Write the material out again in full, word for word. Do not include the pictures.

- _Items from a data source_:

++++

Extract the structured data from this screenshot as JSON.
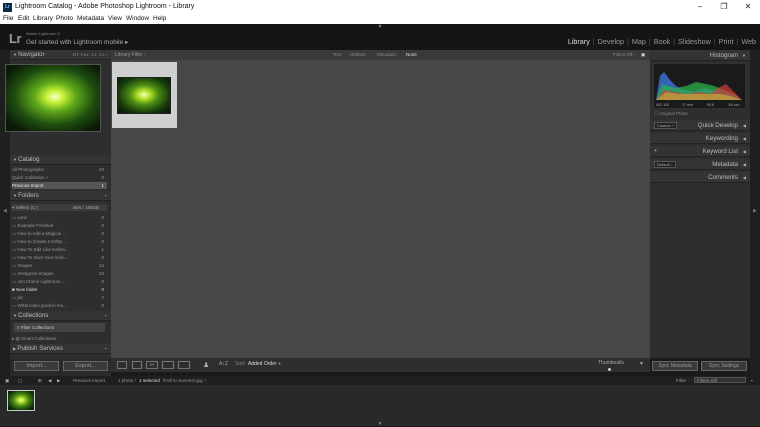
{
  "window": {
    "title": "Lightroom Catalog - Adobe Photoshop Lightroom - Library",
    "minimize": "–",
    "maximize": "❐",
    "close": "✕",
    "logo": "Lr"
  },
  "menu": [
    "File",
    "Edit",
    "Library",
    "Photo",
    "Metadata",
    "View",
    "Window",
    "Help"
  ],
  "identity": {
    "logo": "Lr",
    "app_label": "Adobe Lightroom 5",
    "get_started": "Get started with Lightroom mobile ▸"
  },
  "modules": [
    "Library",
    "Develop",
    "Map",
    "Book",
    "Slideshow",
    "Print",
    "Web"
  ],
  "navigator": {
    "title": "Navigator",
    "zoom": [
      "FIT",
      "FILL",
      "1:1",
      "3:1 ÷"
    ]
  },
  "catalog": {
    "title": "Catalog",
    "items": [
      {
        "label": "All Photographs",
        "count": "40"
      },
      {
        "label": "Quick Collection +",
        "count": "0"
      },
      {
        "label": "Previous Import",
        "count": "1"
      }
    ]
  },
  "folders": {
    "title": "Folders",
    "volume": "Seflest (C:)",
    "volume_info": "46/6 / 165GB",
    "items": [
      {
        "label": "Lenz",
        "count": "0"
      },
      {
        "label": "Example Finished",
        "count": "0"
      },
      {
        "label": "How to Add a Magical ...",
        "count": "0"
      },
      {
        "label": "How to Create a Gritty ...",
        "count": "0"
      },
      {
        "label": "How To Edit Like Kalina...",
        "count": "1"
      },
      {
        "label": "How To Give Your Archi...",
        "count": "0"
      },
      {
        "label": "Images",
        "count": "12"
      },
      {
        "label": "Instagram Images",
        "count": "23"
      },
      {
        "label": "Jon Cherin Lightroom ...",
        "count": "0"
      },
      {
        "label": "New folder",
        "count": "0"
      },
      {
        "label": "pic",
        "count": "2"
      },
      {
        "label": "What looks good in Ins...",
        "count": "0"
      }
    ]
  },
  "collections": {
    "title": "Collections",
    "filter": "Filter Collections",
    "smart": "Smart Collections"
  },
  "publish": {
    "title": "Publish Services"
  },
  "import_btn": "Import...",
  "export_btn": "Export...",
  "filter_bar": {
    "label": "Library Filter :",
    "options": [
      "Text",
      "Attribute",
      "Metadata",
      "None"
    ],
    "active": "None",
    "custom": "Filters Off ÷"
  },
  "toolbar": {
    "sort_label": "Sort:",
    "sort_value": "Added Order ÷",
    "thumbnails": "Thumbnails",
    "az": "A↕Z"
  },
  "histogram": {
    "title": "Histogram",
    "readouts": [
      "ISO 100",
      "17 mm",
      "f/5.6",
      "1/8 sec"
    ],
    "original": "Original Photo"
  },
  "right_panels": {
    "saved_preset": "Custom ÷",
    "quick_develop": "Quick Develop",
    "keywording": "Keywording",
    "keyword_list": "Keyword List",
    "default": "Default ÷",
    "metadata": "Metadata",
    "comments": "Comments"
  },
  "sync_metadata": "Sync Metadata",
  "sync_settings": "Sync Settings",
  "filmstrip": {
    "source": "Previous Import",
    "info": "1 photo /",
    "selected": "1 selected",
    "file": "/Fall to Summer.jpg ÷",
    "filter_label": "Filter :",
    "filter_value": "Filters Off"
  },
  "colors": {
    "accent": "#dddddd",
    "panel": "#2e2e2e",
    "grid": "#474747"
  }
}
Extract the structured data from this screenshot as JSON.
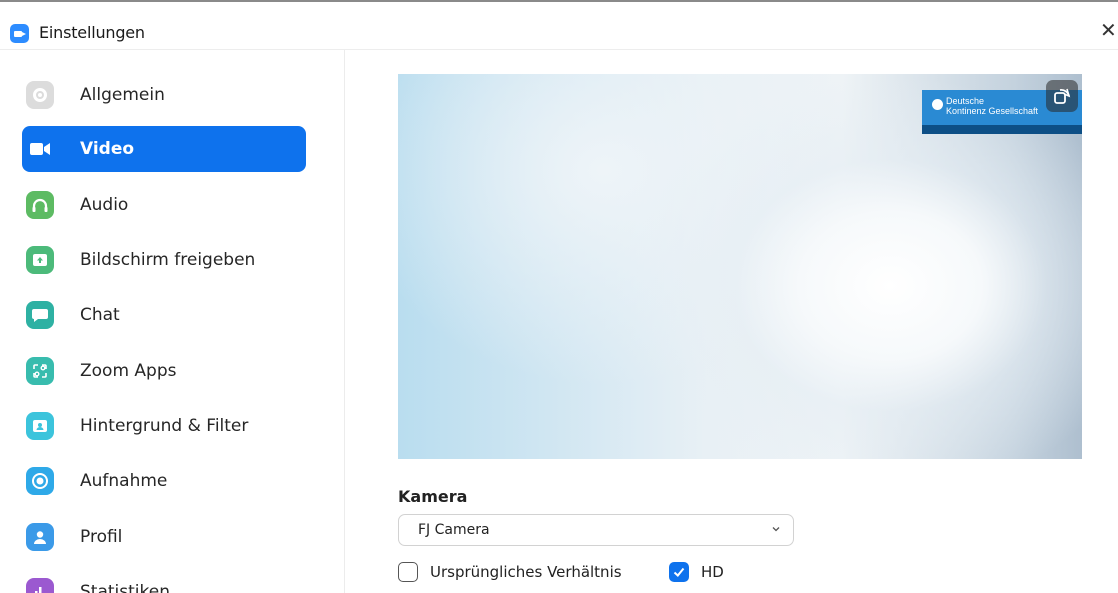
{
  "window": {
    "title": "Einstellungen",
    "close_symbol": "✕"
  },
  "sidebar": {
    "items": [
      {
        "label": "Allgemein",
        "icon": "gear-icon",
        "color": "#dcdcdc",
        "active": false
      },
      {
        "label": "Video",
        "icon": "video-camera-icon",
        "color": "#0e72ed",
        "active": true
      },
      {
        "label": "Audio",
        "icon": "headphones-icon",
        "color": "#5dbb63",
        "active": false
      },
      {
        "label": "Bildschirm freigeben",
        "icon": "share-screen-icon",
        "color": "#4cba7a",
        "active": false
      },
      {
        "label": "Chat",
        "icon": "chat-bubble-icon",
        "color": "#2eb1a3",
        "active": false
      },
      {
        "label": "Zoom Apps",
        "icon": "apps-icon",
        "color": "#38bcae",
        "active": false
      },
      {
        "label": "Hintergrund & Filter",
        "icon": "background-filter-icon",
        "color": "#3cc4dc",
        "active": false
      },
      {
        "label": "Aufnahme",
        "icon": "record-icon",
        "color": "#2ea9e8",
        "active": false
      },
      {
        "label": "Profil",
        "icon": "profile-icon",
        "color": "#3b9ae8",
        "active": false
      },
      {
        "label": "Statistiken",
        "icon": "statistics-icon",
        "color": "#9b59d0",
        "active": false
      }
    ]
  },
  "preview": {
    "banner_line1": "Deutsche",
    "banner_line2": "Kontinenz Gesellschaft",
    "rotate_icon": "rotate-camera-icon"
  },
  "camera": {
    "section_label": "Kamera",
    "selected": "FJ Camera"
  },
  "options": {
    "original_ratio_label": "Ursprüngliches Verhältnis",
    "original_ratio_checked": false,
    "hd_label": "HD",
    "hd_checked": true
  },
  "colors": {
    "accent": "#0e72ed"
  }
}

++++

- _Correct result_:
Extract the structured data from this screenshot as JSON.
{
  "window": {
    "title": "Lightroom Catalog - Adobe Photoshop Lightroom - Library",
    "minimize": "–",
    "maximize": "❐",
    "close": "✕",
    "logo": "Lr"
  },
  "menu": [
    "File",
    "Edit",
    "Library",
    "Photo",
    "Metadata",
    "View",
    "Window",
    "Help"
  ],
  "identity": {
    "logo": "Lr",
    "app_label": "Adobe Lightroom 5",
    "get_started": "Get started with Lightroom mobile ▸"
  },
  "modules": [
    "Library",
    "Develop",
    "Map",
    "Book",
    "Slideshow",
    "Print",
    "Web"
  ],
  "navigator": {
    "title": "Navigator",
    "zoom": [
      "FIT",
      "FILL",
      "1:1",
      "3:1 ÷"
    ]
  },
  "catalog": {
    "title": "Catalog",
    "items": [
      {
        "label": "All Photographs",
        "count": "40"
      },
      {
        "label": "Quick Collection +",
        "count": "0"
      },
      {
        "label": "Previous Import",
        "count": "1"
      }
    ]
  },
  "folders": {
    "title": "Folders",
    "volume": "Seflest (C:)",
    "volume_info": "46/6 / 165GB",
    "items": [
      {
        "label": "Lenz",
        "count": "0"
      },
      {
        "label": "Example Finished",
        "count": "0"
      },
      {
        "label": "How to Add a Magical ...",
        "count": "0"
      },
      {
        "label": "How to Create a Gritty ...",
        "count": "0"
      },
      {
        "label": "How To Edit Like Kalina...",
        "count": "1"
      },
      {
        "label": "How To Give Your Archi...",
        "count": "0"
      },
      {
        "label": "Images",
        "count": "12"
      },
      {
        "label": "Instagram Images",
        "count": "23"
      },
      {
        "label": "Jon Cherin Lightroom ...",
        "count": "0"
      },
      {
        "label": "New folder",
        "count": "0"
      },
      {
        "label": "pic",
        "count": "2"
      },
      {
        "label": "What looks good in Ins...",
        "count": "0"
      }
    ]
  },
  "collections": {
    "title": "Collections",
    "filter": "Filter Collections",
    "smart": "Smart Collections"
  },
  "publish": {
    "title": "Publish Services"
  },
  "import_btn": "Import...",
  "export_btn": "Export...",
  "filter_bar": {
    "label": "Library Filter :",
    "options": [
      "Text",
      "Attribute",
      "Metadata",
      "None"
    ],
    "active": "None",
    "custom": "Filters Off ÷"
  },
  "toolbar": {
    "sort_label": "Sort:",
    "sort_value": "Added Order ÷",
    "thumbnails": "Thumbnails",
    "az": "A↕Z"
  },
  "histogram": {
    "title": "Histogram",
    "readouts": [
      "ISO 100",
      "17 mm",
      "f/5.6",
      "1/8 sec"
    ],
    "original": "Original Photo"
  },
  "right_panels": {
    "saved_preset": "Custom ÷",
    "quick_develop": "Quick Develop",
    "keywording": "Keywording",
    "keyword_list": "Keyword List",
    "default": "Default ÷",
    "metadata": "Metadata",
    "comments": "Comments"
  },
  "sync_metadata": "Sync Metadata",
  "sync_settings": "Sync Settings",
  "filmstrip": {
    "source": "Previous Import",
    "info": "1 photo /",
    "selected": "1 selected",
    "file": "/Fall to Summer.jpg ÷",
    "filter_label": "Filter :",
    "filter_value": "Filters Off"
  },
  "colors": {
    "accent": "#dddddd",
    "panel": "#2e2e2e",
    "grid": "#474747"
  }
}
Extract the structured data from this screenshot as JSON.
{
  "window": {
    "title": "Einstellungen",
    "close_symbol": "✕"
  },
  "sidebar": {
    "items": [
      {
        "label": "Allgemein",
        "icon": "gear-icon",
        "color": "#dcdcdc",
        "active": false
      },
      {
        "label": "Video",
        "icon": "video-camera-icon",
        "color": "#0e72ed",
        "active": true
      },
      {
        "label": "Audio",
        "icon": "headphones-icon",
        "color": "#5dbb63",
        "active": false
      },
      {
        "label": "Bildschirm freigeben",
        "icon": "share-screen-icon",
        "color": "#4cba7a",
        "active": false
      },
      {
        "label": "Chat",
        "icon": "chat-bubble-icon",
        "color": "#2eb1a3",
        "active": false
      },
      {
        "label": "Zoom Apps",
        "icon": "apps-icon",
        "color": "#38bcae",
        "active": false
      },
      {
        "label": "Hintergrund & Filter",
        "icon": "background-filter-icon",
        "color": "#3cc4dc",
        "active": false
      },
      {
        "label": "Aufnahme",
        "icon": "record-icon",
        "color": "#2ea9e8",
        "active": false
      },
      {
        "label": "Profil",
        "icon": "profile-icon",
        "color": "#3b9ae8",
        "active": false
      },
      {
        "label": "Statistiken",
        "icon": "statistics-icon",
        "color": "#9b59d0",
        "active": false
      }
    ]
  },
  "preview": {
    "banner_line1": "Deutsche",
    "banner_line2": "Kontinenz Gesellschaft",
    "rotate_icon": "rotate-camera-icon"
  },
  "camera": {
    "section_label": "Kamera",
    "selected": "FJ Camera"
  },
  "options": {
    "original_ratio_label": "Ursprüngliches Verhältnis",
    "original_ratio_checked": false,
    "hd_label": "HD",
    "hd_checked": true
  },
  "colors": {
    "accent": "#0e72ed"
  }
}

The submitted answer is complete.